Recorded data

━━━━

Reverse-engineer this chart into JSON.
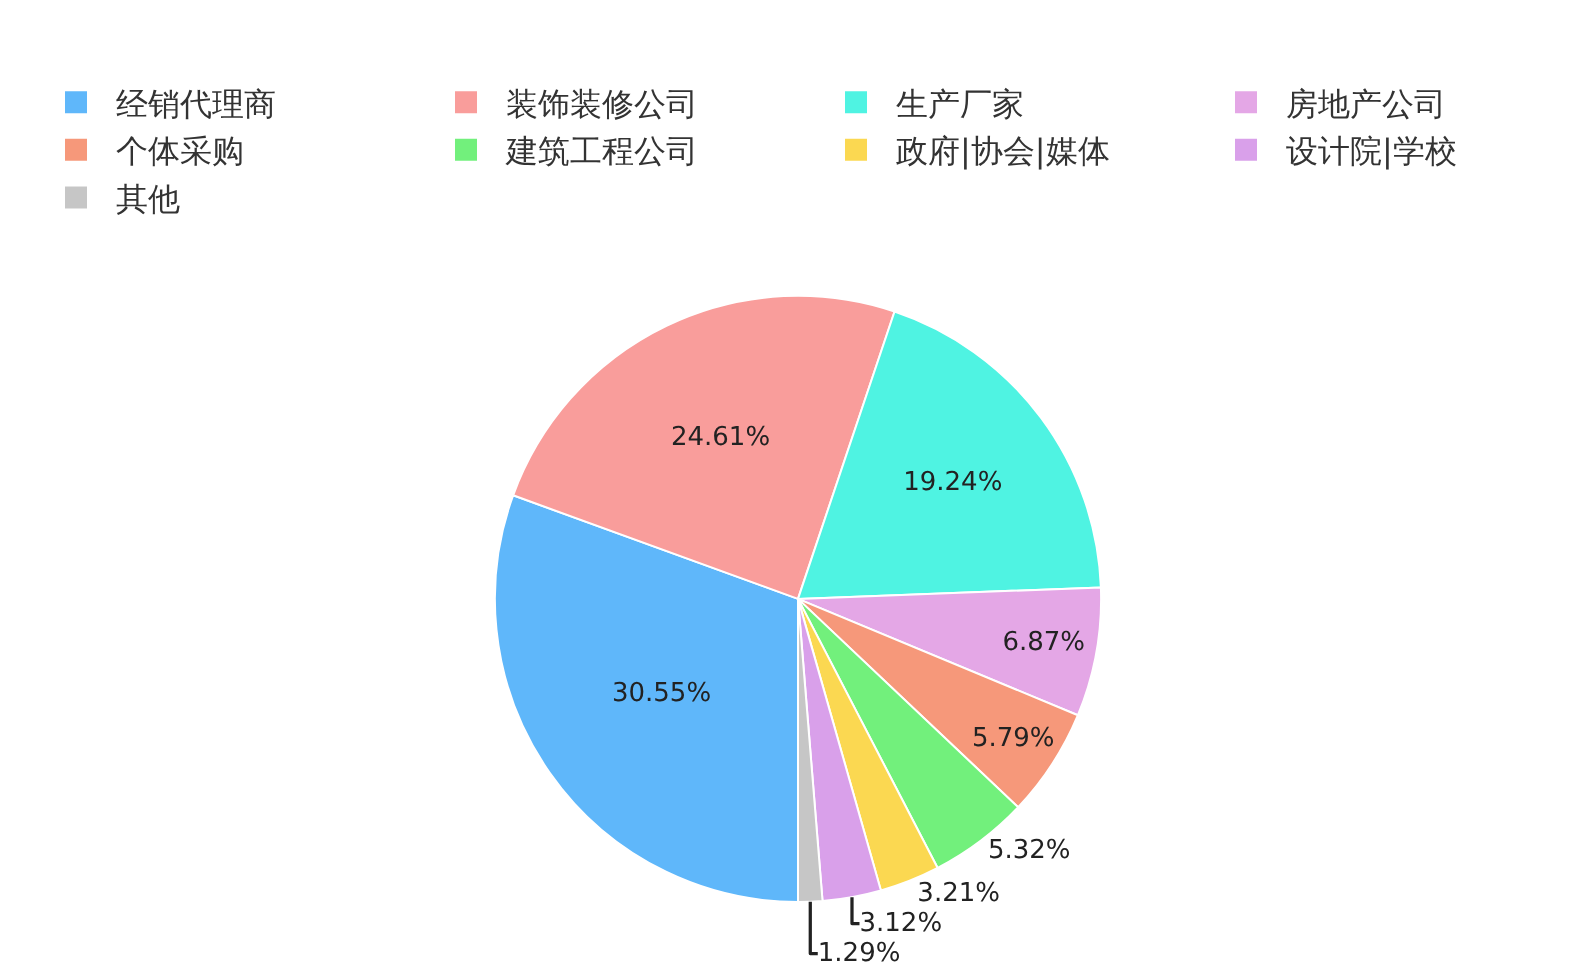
{
  "chart_data": {
    "type": "pie",
    "categories": [
      "经销代理商",
      "装饰装修公司",
      "生产厂家",
      "房地产公司",
      "个体采购",
      "建筑工程公司",
      "政府|协会|媒体",
      "设计院|学校",
      "其他"
    ],
    "values": [
      30.55,
      24.61,
      19.24,
      6.87,
      5.79,
      5.32,
      3.21,
      3.12,
      1.29
    ],
    "colors": [
      "#5fb7fa",
      "#f99d9b",
      "#4ff3e2",
      "#e4a7e6",
      "#f6987a",
      "#72f07c",
      "#fbd851",
      "#d9a0ea",
      "#c6c6c6"
    ],
    "value_labels": [
      "30.55%",
      "24.61%",
      "19.24%",
      "6.87%",
      "5.79%",
      "5.32%",
      "3.21%",
      "3.12%",
      "1.29%"
    ],
    "legend": "top"
  }
}
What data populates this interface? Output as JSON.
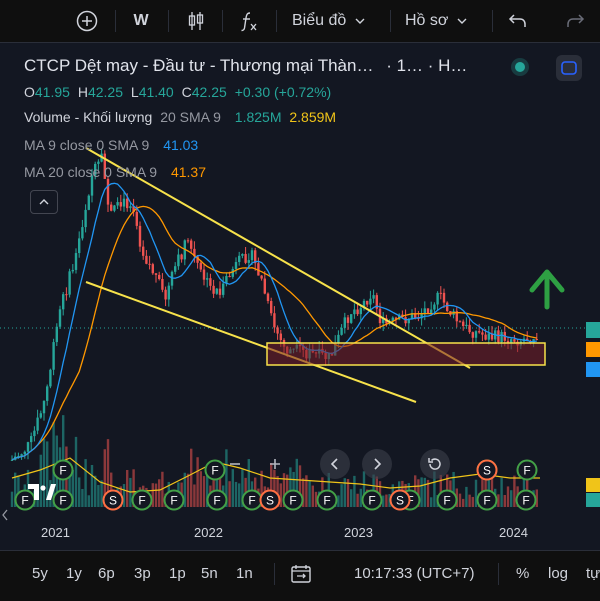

━━━━

* [SHORT TASK]:
Omit every picture while copying the listing above exactly.

* [FINAL RESULT]:
Reverse-engineer this chart into JSON.
{
  "chart_data": {
    "type": "pie",
    "categories": [
      "经销代理商",
      "装饰装修公司",
      "生产厂家",
      "房地产公司",
      "个体采购",
      "建筑工程公司",
      "政府|协会|媒体",
      "设计院|学校",
      "其他"
    ],
    "values": [
      30.55,
      24.61,
      19.24,
      6.87,
      5.79,
      5.32,
      3.21,
      3.12,
      1.29
    ],
    "colors": [
      "#5fb7fa",
      "#f99d9b",
      "#4ff3e2",
      "#e4a7e6",
      "#f6987a",
      "#72f07c",
      "#fbd851",
      "#d9a0ea",
      "#c6c6c6"
    ],
    "value_labels": [
      "30.55%",
      "24.61%",
      "19.24%",
      "6.87%",
      "5.79%",
      "5.32%",
      "3.21%",
      "3.12%",
      "1.29%"
    ],
    "legend": "top"
  }
}
What data populates this interface? Output as JSON.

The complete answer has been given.